## begin Data shown
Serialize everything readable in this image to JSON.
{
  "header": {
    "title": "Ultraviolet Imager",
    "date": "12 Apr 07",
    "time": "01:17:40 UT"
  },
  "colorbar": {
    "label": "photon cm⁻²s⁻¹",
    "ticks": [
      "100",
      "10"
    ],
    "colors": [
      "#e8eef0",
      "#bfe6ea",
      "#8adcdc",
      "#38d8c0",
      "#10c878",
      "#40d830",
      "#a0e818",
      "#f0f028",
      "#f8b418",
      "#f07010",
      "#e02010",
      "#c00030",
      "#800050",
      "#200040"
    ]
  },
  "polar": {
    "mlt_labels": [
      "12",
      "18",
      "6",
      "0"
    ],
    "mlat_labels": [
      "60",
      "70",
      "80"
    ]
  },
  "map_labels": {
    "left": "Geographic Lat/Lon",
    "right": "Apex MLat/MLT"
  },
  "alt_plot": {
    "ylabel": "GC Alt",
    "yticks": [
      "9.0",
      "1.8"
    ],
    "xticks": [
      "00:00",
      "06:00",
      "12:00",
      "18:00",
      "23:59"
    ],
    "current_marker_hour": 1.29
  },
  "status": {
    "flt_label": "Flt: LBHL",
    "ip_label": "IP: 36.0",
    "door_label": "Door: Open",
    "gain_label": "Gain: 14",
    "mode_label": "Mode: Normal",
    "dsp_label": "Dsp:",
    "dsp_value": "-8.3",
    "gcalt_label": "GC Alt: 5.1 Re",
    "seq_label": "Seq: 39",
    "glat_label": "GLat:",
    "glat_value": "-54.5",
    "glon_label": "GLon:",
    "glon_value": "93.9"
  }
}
## end Data shown
The records above must be output exactly, in full.

The result:
Serialize everything readable in this image to JSON.
{
  "header": {
    "title": "Ultraviolet Imager",
    "date": "12 Apr 07",
    "time": "01:17:40 UT"
  },
  "colorbar": {
    "label": "photon cm⁻²s⁻¹",
    "ticks": [
      "100",
      "10"
    ],
    "colors": [
      "#e8eef0",
      "#bfe6ea",
      "#8adcdc",
      "#38d8c0",
      "#10c878",
      "#40d830",
      "#a0e818",
      "#f0f028",
      "#f8b418",
      "#f07010",
      "#e02010",
      "#c00030",
      "#800050",
      "#200040"
    ]
  },
  "polar": {
    "mlt_labels": [
      "12",
      "18",
      "6",
      "0"
    ],
    "mlat_labels": [
      "60",
      "70",
      "80"
    ]
  },
  "map_labels": {
    "left": "Geographic Lat/Lon",
    "right": "Apex MLat/MLT"
  },
  "alt_plot": {
    "ylabel": "GC Alt",
    "yticks": [
      "9.0",
      "1.8"
    ],
    "xticks": [
      "00:00",
      "06:00",
      "12:00",
      "18:00",
      "23:59"
    ],
    "current_marker_hour": 1.29
  },
  "status": {
    "flt_label": "Flt: LBHL",
    "ip_label": "IP: 36.0",
    "door_label": "Door: Open",
    "gain_label": "Gain: 14",
    "mode_label": "Mode: Normal",
    "dsp_label": "Dsp:",
    "dsp_value": "-8.3",
    "gcalt_label": "GC Alt: 5.1 Re",
    "seq_label": "Seq: 39",
    "glat_label": "GLat:",
    "glat_value": "-54.5",
    "glon_label": "GLon:",
    "glon_value": "93.9"
  }
}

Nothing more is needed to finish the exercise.